#### Exercise directions
Find how many lines in the material contain "обеспечения"; your answer should be that number alone.

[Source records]
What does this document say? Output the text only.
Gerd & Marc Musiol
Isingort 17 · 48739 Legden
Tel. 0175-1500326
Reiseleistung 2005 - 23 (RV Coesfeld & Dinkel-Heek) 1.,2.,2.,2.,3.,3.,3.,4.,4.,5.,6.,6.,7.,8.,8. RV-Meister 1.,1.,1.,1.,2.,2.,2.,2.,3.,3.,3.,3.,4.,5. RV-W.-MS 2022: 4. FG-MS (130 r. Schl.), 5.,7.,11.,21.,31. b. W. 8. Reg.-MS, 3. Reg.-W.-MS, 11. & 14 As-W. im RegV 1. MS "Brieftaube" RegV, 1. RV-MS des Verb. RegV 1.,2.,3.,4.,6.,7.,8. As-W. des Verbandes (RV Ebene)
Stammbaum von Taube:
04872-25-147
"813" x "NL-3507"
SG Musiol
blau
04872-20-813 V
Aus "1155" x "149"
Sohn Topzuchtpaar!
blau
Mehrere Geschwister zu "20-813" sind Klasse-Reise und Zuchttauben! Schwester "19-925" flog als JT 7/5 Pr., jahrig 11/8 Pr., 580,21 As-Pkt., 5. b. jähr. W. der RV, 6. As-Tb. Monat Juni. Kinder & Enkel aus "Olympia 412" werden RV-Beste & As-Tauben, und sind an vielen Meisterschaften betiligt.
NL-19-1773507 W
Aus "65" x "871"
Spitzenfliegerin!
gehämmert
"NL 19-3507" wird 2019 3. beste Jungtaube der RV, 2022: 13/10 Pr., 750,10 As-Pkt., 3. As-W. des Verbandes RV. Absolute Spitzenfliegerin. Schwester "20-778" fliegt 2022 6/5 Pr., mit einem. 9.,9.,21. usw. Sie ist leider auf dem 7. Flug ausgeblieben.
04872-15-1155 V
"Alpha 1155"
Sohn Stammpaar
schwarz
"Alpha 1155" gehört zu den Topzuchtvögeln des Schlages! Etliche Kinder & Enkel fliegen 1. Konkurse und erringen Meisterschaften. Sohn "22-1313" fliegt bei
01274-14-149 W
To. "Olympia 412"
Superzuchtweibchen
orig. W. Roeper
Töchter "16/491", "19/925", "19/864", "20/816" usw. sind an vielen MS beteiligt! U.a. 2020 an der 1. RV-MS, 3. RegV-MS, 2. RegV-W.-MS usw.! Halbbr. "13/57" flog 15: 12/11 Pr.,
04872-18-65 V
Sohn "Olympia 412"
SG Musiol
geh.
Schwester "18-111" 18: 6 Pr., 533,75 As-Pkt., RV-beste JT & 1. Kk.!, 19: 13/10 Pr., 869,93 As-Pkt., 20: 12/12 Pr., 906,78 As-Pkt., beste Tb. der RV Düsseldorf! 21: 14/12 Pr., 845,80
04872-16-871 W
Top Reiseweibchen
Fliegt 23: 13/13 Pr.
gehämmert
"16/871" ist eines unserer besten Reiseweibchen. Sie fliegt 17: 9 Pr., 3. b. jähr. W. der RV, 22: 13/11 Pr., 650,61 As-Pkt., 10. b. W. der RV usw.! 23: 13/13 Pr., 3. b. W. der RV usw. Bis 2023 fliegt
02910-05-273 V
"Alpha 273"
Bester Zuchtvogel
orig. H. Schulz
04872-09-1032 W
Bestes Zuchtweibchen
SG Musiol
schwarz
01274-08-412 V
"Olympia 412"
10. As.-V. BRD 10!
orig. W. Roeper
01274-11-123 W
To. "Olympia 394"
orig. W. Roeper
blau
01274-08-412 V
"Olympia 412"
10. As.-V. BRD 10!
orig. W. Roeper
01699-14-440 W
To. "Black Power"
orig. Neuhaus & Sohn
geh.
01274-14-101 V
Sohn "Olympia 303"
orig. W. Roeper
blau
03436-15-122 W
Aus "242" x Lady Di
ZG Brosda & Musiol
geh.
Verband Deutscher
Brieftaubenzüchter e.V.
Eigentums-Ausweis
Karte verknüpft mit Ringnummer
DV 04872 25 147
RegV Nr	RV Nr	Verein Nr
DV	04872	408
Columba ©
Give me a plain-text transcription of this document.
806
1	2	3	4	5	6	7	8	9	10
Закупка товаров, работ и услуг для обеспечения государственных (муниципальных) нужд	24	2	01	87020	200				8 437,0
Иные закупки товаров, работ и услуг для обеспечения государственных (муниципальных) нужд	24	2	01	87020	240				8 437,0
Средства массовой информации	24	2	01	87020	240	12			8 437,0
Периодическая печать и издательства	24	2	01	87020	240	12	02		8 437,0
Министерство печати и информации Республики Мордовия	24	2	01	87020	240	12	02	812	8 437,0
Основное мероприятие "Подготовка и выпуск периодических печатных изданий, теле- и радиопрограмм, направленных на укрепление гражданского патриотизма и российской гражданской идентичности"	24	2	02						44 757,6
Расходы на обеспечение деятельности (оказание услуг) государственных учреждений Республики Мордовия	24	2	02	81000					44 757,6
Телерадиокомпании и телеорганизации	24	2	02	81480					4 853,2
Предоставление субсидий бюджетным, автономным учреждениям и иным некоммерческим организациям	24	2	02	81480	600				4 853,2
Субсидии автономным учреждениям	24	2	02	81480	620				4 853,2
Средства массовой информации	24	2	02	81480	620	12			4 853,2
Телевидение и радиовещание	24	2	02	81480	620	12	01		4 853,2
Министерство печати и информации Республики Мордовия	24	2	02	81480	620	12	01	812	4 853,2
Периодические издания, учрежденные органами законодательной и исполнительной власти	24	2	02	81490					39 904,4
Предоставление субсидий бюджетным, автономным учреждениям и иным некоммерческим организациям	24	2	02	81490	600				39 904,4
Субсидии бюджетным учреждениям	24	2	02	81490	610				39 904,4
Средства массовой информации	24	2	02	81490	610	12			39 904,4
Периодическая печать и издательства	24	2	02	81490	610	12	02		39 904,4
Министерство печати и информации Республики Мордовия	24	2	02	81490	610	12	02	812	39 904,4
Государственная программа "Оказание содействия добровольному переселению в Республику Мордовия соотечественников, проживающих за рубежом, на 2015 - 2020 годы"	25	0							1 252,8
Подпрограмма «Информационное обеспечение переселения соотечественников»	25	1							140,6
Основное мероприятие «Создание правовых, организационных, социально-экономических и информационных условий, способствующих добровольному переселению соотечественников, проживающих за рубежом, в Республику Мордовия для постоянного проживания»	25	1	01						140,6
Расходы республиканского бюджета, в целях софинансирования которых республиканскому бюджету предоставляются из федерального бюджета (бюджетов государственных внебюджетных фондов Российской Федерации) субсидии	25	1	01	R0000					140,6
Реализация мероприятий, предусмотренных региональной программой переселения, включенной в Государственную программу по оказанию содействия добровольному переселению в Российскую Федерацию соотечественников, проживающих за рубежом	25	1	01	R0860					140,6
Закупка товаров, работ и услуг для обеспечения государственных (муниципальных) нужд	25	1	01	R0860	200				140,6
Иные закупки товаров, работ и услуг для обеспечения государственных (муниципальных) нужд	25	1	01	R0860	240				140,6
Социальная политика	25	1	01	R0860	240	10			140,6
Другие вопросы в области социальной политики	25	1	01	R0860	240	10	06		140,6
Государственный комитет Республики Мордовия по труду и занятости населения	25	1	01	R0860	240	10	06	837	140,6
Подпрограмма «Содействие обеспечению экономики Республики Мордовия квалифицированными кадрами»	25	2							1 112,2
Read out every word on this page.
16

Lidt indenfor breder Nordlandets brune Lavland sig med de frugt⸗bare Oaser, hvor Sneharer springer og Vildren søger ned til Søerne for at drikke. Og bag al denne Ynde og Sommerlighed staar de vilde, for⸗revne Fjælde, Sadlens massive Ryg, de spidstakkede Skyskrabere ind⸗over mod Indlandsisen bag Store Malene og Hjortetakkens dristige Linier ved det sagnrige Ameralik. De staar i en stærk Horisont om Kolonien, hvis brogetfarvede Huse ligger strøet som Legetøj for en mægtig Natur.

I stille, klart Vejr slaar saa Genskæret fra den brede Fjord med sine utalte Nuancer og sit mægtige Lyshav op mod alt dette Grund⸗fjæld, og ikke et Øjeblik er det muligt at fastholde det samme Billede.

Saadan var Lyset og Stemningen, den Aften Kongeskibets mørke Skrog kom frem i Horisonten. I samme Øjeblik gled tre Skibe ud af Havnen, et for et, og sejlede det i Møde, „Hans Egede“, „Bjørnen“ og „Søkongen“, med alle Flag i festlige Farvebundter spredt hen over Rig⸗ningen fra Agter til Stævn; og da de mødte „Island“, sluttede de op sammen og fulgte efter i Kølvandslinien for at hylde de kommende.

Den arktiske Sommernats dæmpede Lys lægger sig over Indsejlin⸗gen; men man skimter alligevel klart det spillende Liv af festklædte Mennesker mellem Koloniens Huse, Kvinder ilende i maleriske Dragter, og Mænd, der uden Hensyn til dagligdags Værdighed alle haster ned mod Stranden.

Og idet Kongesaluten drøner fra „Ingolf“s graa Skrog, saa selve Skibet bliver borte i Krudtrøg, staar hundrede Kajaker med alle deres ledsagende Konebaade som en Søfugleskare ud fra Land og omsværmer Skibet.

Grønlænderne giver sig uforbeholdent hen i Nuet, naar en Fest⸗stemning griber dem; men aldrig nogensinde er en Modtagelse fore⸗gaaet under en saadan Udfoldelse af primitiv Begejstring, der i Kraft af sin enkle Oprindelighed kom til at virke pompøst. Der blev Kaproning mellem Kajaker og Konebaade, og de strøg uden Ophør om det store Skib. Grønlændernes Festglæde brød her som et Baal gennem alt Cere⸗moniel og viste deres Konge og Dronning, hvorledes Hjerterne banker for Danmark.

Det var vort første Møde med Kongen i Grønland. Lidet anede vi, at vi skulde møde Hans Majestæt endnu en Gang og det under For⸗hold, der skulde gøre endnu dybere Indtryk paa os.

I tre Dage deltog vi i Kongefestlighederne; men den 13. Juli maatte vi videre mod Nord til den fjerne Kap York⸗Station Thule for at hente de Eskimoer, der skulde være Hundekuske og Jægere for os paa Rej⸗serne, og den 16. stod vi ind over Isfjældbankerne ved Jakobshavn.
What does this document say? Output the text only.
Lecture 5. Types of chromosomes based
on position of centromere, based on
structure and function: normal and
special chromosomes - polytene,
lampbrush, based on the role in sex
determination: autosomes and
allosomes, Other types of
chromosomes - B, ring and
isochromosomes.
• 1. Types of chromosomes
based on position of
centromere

#### Result of the task
4